=== Excerpted passage ===

Thirteen justices served on the Chase Court, including Chief Justice Salmon P. Chase and Justices James Wayne, John Catron, Samuel Nelson, Robert Grier, Nathan Clifford, Noah H. Swayne, Samuel F. Miller, David Davis, Stephen Field, William Strong, Joseph Bradley, and Ward Hunt.
What government positions did Salmon Chase hold before becoming chief justice?
Salmon Chase had a distinguished career of public service. The Ohioan served in the U.S. Senate from 1849 to 1955 and then again in 1860–61. He also was Ohio’s governor from 1856 to 1860 and President Abraham Lincoln’s secretary of the Treasury from 1861 to 1864.
What views made Chase well-known before his elevation to the U.S. Supreme Court?
Chase was known for his antislavery views, believing that the “peculiar institution” was a moral abomination. Chase defended many abolitionists who had harbored fugitive slaves from the South. His defense of abolitionists earned him the moniker the “attorney general for runaway negroes.” Chase’s antislavery views caused him to join the Liberty Party and then the Free Soil Party.
How long did it take for Chase to be confirmed as chief justice?
The U.S. Senate confirmed Chase by voice vote the same day he was nominated by President Lincoln on December 6, 1864.
U.S. Supreme Court chief justice Salmon P. Chase. Hulton Archive/Getty Images.
What case did attorney Chase argue before joining the Court?

=== Record list ===

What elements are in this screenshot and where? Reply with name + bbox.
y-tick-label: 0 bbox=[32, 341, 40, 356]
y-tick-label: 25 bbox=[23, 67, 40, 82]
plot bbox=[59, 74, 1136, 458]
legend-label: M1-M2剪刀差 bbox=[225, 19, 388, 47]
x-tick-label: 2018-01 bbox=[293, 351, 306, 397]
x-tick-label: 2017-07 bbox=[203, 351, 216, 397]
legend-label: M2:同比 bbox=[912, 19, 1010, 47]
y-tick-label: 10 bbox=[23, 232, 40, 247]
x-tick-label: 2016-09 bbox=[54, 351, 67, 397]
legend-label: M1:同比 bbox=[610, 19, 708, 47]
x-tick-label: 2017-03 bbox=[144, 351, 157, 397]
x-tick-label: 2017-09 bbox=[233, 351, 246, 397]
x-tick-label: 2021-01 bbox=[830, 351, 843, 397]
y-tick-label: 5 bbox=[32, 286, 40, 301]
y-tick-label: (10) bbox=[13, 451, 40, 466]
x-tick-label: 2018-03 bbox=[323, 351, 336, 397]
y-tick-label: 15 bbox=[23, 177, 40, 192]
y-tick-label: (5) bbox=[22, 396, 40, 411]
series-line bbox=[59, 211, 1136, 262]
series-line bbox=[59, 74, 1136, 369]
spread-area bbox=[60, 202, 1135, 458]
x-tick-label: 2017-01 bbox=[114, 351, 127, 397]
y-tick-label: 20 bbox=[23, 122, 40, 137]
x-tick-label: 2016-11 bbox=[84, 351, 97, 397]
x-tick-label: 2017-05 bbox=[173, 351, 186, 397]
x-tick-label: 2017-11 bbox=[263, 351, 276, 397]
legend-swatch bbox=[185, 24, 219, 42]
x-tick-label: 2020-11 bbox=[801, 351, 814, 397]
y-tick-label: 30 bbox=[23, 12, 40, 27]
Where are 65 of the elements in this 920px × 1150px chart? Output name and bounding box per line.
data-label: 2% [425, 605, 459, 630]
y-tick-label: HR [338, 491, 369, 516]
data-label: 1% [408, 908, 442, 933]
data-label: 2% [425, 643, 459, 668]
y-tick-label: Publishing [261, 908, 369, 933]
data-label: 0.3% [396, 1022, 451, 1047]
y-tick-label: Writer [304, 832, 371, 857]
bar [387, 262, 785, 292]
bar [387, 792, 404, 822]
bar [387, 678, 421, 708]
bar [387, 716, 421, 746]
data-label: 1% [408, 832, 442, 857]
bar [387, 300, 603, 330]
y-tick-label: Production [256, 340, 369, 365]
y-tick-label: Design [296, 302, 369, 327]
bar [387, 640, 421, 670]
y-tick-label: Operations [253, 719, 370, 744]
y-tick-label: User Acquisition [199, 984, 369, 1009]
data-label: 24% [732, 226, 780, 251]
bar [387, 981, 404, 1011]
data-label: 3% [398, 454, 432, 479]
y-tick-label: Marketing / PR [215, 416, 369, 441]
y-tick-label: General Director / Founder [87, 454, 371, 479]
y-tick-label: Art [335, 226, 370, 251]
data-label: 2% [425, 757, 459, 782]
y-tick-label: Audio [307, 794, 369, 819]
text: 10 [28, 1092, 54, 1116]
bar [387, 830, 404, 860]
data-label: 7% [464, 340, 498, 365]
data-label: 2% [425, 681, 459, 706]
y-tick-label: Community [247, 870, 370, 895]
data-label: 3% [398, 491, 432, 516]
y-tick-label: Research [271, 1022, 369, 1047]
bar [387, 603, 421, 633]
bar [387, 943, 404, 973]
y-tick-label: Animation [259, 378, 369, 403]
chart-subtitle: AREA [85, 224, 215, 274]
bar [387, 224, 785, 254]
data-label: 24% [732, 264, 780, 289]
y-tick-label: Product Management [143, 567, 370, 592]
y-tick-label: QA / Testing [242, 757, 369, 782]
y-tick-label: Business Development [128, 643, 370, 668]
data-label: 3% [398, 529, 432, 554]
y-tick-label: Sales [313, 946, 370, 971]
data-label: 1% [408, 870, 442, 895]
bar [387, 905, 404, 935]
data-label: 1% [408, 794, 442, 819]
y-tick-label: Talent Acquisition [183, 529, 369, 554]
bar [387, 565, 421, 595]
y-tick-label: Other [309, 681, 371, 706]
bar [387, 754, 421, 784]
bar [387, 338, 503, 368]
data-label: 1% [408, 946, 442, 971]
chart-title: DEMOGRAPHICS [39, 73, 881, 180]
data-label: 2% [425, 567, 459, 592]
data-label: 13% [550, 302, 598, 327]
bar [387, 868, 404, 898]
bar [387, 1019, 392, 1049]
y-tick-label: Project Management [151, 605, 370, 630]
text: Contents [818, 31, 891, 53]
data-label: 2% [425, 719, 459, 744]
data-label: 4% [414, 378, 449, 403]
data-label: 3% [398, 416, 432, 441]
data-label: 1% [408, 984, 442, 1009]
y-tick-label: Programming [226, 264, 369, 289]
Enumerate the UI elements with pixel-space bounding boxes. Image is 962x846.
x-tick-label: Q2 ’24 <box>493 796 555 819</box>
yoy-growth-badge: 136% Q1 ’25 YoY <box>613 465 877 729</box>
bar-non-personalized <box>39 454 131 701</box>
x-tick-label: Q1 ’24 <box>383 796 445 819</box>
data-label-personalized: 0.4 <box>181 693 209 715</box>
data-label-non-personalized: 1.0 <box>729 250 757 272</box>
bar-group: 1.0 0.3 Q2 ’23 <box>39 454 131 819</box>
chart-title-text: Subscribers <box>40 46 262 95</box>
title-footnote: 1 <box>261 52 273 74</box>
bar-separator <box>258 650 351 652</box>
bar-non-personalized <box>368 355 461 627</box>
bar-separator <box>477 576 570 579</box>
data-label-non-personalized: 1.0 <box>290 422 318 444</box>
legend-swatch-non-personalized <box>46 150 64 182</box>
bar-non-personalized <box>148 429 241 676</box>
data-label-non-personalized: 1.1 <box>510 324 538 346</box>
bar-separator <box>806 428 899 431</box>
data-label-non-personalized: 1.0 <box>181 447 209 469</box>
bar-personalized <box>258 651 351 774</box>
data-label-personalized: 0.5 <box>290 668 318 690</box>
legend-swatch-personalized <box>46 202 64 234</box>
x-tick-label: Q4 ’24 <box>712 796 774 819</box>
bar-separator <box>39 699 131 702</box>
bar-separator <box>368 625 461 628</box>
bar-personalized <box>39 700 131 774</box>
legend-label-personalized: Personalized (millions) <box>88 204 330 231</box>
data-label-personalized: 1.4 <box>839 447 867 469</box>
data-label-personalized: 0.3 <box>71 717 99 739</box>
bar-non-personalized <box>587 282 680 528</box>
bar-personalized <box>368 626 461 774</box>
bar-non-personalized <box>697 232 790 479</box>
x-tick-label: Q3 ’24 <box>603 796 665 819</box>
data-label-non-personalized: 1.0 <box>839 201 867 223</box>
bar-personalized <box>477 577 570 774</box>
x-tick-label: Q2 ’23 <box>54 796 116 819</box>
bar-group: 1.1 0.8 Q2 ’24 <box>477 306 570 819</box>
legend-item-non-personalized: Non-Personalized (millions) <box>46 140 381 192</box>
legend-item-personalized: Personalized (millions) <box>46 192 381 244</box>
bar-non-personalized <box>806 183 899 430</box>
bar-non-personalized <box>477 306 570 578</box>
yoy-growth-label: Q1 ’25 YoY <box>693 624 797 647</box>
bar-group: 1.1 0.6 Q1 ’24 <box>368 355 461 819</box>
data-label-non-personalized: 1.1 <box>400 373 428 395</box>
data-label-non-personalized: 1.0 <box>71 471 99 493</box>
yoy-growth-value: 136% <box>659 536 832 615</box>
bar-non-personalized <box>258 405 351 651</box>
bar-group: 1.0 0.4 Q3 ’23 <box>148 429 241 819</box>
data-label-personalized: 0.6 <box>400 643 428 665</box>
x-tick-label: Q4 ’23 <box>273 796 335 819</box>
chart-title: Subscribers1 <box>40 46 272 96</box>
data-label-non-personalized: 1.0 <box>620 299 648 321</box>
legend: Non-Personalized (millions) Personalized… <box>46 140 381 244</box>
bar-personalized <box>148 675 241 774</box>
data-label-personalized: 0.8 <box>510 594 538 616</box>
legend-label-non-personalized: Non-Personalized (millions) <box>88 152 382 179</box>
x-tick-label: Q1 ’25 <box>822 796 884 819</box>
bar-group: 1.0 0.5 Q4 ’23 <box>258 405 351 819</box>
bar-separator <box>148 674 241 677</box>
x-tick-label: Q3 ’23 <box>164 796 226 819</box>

===

**Required tasks:**
[a] Answer these from the Salmon P. Chase passage:
(i) How many justices served on the Chase Court?
(ii) Which two parties did Chase join because of his antislavery views?
(iii) On what date was Chase nominated and confirmed as chief justice?
[b] Copy out the stretch of the Salmon P. Chase passage from "What views made" through "December 6, 1864.".
Rely only on the Salmon P. Chase passage.

**List of solutions:**
[a]
(i) Thirteen.
(ii) The Liberty Party and then the Free Soil Party.
(iii) December 6, 1864.

[b]
What views made Chase well-known before his elevation to the U.S. Supreme Court?
Chase was known for his antislavery views, believing that the “peculiar institution” was a moral abomination. Chase defended many abolitionists who had harbored fugitive slaves from the South. His defense of abolitionists earned him the moniker the “attorney general for runaway negroes.” Chase’s antislavery views caused him to join the Liberty Party and then the Free Soil Party.
How long did it take for Chase to be confirmed as chief justice?
The U.S. Senate confirmed Chase by voice vote the same day he was nominated by President Lincoln on December 6, 1864.